• [Given instruction] Set down the data below without change, skipping the pictures it holds.
- - -
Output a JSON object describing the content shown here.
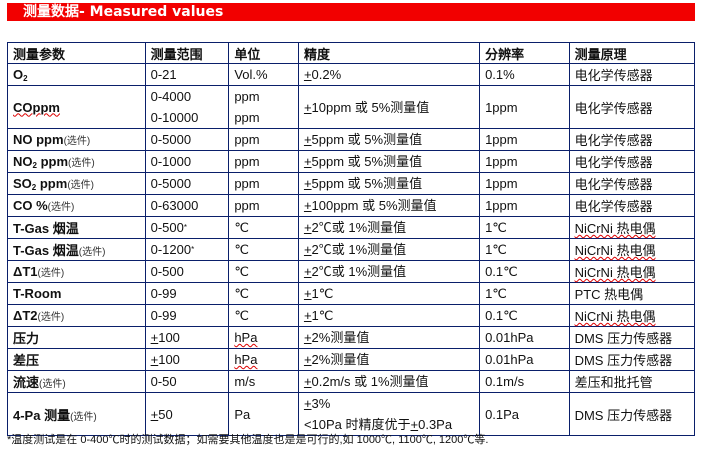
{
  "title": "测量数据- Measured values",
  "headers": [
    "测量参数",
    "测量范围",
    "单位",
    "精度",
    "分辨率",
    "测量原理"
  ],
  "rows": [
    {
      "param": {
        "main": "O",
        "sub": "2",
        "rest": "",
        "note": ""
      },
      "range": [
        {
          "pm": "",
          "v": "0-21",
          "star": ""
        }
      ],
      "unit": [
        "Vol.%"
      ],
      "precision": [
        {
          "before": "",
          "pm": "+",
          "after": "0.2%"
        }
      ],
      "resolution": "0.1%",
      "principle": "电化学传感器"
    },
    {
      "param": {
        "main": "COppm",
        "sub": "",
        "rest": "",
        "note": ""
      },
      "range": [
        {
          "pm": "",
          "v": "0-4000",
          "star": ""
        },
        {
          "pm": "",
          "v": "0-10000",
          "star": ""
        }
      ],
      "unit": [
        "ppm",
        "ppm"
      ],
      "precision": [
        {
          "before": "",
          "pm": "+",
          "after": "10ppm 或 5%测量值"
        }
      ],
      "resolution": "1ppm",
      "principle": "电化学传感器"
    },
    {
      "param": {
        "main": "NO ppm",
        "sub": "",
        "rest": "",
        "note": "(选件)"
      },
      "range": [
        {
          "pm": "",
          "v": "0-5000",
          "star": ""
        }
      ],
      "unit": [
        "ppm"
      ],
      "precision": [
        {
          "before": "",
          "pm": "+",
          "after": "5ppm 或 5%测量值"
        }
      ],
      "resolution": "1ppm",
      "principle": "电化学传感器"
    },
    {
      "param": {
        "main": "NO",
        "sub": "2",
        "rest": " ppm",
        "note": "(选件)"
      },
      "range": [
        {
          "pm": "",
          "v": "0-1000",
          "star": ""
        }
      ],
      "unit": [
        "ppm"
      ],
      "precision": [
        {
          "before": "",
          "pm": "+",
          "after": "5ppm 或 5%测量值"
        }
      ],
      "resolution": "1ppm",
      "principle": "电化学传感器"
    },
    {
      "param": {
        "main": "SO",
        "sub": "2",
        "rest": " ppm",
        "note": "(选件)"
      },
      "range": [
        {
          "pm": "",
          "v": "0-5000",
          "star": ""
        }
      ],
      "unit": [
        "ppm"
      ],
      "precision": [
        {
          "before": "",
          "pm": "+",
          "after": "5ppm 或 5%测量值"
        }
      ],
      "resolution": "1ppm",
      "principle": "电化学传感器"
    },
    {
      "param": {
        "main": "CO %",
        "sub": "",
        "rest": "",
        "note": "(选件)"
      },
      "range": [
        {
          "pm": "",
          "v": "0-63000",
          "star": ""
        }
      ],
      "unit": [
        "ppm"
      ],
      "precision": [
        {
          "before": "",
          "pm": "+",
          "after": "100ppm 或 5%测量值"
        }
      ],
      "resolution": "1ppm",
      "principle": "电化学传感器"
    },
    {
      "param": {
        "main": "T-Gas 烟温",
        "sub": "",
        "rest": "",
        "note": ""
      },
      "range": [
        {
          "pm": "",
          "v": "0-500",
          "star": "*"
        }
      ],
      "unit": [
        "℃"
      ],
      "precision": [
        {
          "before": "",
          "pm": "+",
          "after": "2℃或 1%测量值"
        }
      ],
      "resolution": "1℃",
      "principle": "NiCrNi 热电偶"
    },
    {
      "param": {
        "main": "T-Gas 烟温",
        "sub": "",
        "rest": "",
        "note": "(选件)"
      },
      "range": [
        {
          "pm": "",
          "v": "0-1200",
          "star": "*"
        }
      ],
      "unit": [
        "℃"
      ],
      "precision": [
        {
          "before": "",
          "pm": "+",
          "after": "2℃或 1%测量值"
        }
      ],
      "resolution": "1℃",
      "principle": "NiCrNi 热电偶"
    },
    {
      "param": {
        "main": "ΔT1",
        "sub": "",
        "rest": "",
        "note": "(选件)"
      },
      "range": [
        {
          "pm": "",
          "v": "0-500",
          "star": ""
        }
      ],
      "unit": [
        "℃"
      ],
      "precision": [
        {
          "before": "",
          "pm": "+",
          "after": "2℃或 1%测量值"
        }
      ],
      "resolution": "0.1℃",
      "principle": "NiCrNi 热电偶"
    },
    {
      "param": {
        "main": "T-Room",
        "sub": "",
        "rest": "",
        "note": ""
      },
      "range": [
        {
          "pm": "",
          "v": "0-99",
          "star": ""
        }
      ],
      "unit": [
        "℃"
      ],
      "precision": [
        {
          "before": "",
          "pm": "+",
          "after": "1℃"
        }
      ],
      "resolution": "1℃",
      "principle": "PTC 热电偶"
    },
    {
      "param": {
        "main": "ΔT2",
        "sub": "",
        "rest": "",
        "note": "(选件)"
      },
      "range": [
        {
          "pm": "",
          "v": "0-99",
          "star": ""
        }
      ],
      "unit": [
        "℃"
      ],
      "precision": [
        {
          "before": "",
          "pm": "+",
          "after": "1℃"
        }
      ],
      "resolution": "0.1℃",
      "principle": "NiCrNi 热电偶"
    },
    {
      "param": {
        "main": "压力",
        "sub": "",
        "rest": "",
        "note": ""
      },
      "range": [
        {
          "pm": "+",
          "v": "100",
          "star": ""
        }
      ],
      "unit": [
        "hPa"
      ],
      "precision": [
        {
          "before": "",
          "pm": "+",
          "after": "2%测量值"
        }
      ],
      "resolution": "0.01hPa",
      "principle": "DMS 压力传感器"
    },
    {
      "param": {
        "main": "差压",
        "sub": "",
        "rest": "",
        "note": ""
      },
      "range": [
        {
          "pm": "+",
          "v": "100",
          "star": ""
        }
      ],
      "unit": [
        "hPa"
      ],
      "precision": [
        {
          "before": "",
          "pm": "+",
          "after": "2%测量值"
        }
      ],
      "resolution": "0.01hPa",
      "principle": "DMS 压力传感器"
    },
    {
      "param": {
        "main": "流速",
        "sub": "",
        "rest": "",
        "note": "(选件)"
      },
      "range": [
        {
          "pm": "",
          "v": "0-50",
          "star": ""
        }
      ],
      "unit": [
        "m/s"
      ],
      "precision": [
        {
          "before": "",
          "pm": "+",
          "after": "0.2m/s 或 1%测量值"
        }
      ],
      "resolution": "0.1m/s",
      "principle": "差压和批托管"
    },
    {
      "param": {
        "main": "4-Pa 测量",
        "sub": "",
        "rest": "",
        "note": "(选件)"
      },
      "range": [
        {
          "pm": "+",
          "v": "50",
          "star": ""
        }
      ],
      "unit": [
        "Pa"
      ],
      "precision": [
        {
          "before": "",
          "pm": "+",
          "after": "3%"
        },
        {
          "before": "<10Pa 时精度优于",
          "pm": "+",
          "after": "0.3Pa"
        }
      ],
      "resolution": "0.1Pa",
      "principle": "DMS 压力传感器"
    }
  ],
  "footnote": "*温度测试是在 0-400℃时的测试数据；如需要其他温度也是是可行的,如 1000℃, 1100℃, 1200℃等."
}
- - -
• [Solution to the problem]
Output a JSON object describing the content shown here.
{
  "title": "测量数据- Measured values",
  "headers": [
    "测量参数",
    "测量范围",
    "单位",
    "精度",
    "分辨率",
    "测量原理"
  ],
  "rows": [
    {
      "param": {
        "main": "O",
        "sub": "2",
        "rest": "",
        "note": ""
      },
      "range": [
        {
          "pm": "",
          "v": "0-21",
          "star": ""
        }
      ],
      "unit": [
        "Vol.%"
      ],
      "precision": [
        {
          "before": "",
          "pm": "+",
          "after": "0.2%"
        }
      ],
      "resolution": "0.1%",
      "principle": "电化学传感器"
    },
    {
      "param": {
        "main": "COppm",
        "sub": "",
        "rest": "",
        "note": ""
      },
      "range": [
        {
          "pm": "",
          "v": "0-4000",
          "star": ""
        },
        {
          "pm": "",
          "v": "0-10000",
          "star": ""
        }
      ],
      "unit": [
        "ppm",
        "ppm"
      ],
      "precision": [
        {
          "before": "",
          "pm": "+",
          "after": "10ppm 或 5%测量值"
        }
      ],
      "resolution": "1ppm",
      "principle": "电化学传感器"
    },
    {
      "param": {
        "main": "NO ppm",
        "sub": "",
        "rest": "",
        "note": "(选件)"
      },
      "range": [
        {
          "pm": "",
          "v": "0-5000",
          "star": ""
        }
      ],
      "unit": [
        "ppm"
      ],
      "precision": [
        {
          "before": "",
          "pm": "+",
          "after": "5ppm 或 5%测量值"
        }
      ],
      "resolution": "1ppm",
      "principle": "电化学传感器"
    },
    {
      "param": {
        "main": "NO",
        "sub": "2",
        "rest": " ppm",
        "note": "(选件)"
      },
      "range": [
        {
          "pm": "",
          "v": "0-1000",
          "star": ""
        }
      ],
      "unit": [
        "ppm"
      ],
      "precision": [
        {
          "before": "",
          "pm": "+",
          "after": "5ppm 或 5%测量值"
        }
      ],
      "resolution": "1ppm",
      "principle": "电化学传感器"
    },
    {
      "param": {
        "main": "SO",
        "sub": "2",
        "rest": " ppm",
        "note": "(选件)"
      },
      "range": [
        {
          "pm": "",
          "v": "0-5000",
          "star": ""
        }
      ],
      "unit": [
        "ppm"
      ],
      "precision": [
        {
          "before": "",
          "pm": "+",
          "after": "5ppm 或 5%测量值"
        }
      ],
      "resolution": "1ppm",
      "principle": "电化学传感器"
    },
    {
      "param": {
        "main": "CO %",
        "sub": "",
        "rest": "",
        "note": "(选件)"
      },
      "range": [
        {
          "pm": "",
          "v": "0-63000",
          "star": ""
        }
      ],
      "unit": [
        "ppm"
      ],
      "precision": [
        {
          "before": "",
          "pm": "+",
          "after": "100ppm 或 5%测量值"
        }
      ],
      "resolution": "1ppm",
      "principle": "电化学传感器"
    },
    {
      "param": {
        "main": "T-Gas 烟温",
        "sub": "",
        "rest": "",
        "note": ""
      },
      "range": [
        {
          "pm": "",
          "v": "0-500",
          "star": "*"
        }
      ],
      "unit": [
        "℃"
      ],
      "precision": [
        {
          "before": "",
          "pm": "+",
          "after": "2℃或 1%测量值"
        }
      ],
      "resolution": "1℃",
      "principle": "NiCrNi 热电偶"
    },
    {
      "param": {
        "main": "T-Gas 烟温",
        "sub": "",
        "rest": "",
        "note": "(选件)"
      },
      "range": [
        {
          "pm": "",
          "v": "0-1200",
          "star": "*"
        }
      ],
      "unit": [
        "℃"
      ],
      "precision": [
        {
          "before": "",
          "pm": "+",
          "after": "2℃或 1%测量值"
        }
      ],
      "resolution": "1℃",
      "principle": "NiCrNi 热电偶"
    },
    {
      "param": {
        "main": "ΔT1",
        "sub": "",
        "rest": "",
        "note": "(选件)"
      },
      "range": [
        {
          "pm": "",
          "v": "0-500",
          "star": ""
        }
      ],
      "unit": [
        "℃"
      ],
      "precision": [
        {
          "before": "",
          "pm": "+",
          "after": "2℃或 1%测量值"
        }
      ],
      "resolution": "0.1℃",
      "principle": "NiCrNi 热电偶"
    },
    {
      "param": {
        "main": "T-Room",
        "sub": "",
        "rest": "",
        "note": ""
      },
      "range": [
        {
          "pm": "",
          "v": "0-99",
          "star": ""
        }
      ],
      "unit": [
        "℃"
      ],
      "precision": [
        {
          "before": "",
          "pm": "+",
          "after": "1℃"
        }
      ],
      "resolution": "1℃",
      "principle": "PTC 热电偶"
    },
    {
      "param": {
        "main": "ΔT2",
        "sub": "",
        "rest": "",
        "note": "(选件)"
      },
      "range": [
        {
          "pm": "",
          "v": "0-99",
          "star": ""
        }
      ],
      "unit": [
        "℃"
      ],
      "precision": [
        {
          "before": "",
          "pm": "+",
          "after": "1℃"
        }
      ],
      "resolution": "0.1℃",
      "principle": "NiCrNi 热电偶"
    },
    {
      "param": {
        "main": "压力",
        "sub": "",
        "rest": "",
        "note": ""
      },
      "range": [
        {
          "pm": "+",
          "v": "100",
          "star": ""
        }
      ],
      "unit": [
        "hPa"
      ],
      "precision": [
        {
          "before": "",
          "pm": "+",
          "after": "2%测量值"
        }
      ],
      "resolution": "0.01hPa",
      "principle": "DMS 压力传感器"
    },
    {
      "param": {
        "main": "差压",
        "sub": "",
        "rest": "",
        "note": ""
      },
      "range": [
        {
          "pm": "+",
          "v": "100",
          "star": ""
        }
      ],
      "unit": [
        "hPa"
      ],
      "precision": [
        {
          "before": "",
          "pm": "+",
          "after": "2%测量值"
        }
      ],
      "resolution": "0.01hPa",
      "principle": "DMS 压力传感器"
    },
    {
      "param": {
        "main": "流速",
        "sub": "",
        "rest": "",
        "note": "(选件)"
      },
      "range": [
        {
          "pm": "",
          "v": "0-50",
          "star": ""
        }
      ],
      "unit": [
        "m/s"
      ],
      "precision": [
        {
          "before": "",
          "pm": "+",
          "after": "0.2m/s 或 1%测量值"
        }
      ],
      "resolution": "0.1m/s",
      "principle": "差压和批托管"
    },
    {
      "param": {
        "main": "4-Pa 测量",
        "sub": "",
        "rest": "",
        "note": "(选件)"
      },
      "range": [
        {
          "pm": "+",
          "v": "50",
          "star": ""
        }
      ],
      "unit": [
        "Pa"
      ],
      "precision": [
        {
          "before": "",
          "pm": "+",
          "after": "3%"
        },
        {
          "before": "<10Pa 时精度优于",
          "pm": "+",
          "after": "0.3Pa"
        }
      ],
      "resolution": "0.1Pa",
      "principle": "DMS 压力传感器"
    }
  ],
  "footnote": "*温度测试是在 0-400℃时的测试数据；如需要其他温度也是是可行的,如 1000℃, 1100℃, 1200℃等."
}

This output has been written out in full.